**EXERCISE PROMPT**
Retype the whole listing verbatim and keep the pictures out of it.
----
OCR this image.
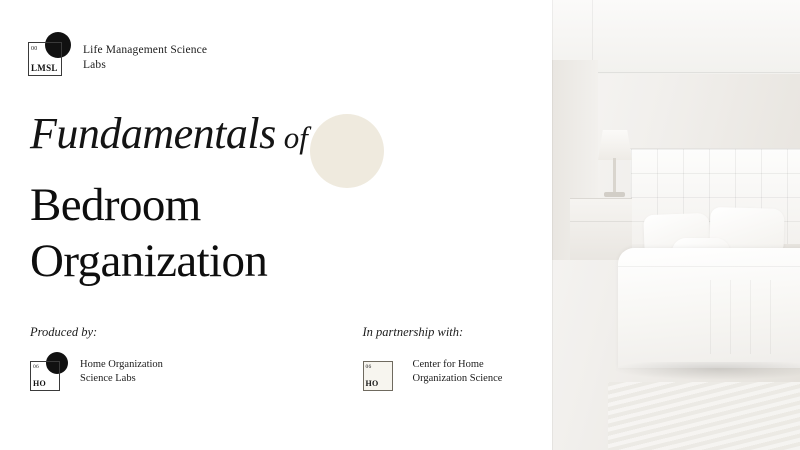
00
LMSL
Life Management Science Labs
Fundamentals of
Bedroom
Organization
Produced by:
06
HO
Home Organization Science Labs
In partnership with:
06
HO
Center for Home Organization Science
----
**FINISHED ANSWER**
OCR this image.
00
LMSL
Life Management Science Labs
Fundamentals of
Bedroom
Organization
Produced by:
06
HO
Home Organization Science Labs
In partnership with:
06
HO
Center for Home Organization Science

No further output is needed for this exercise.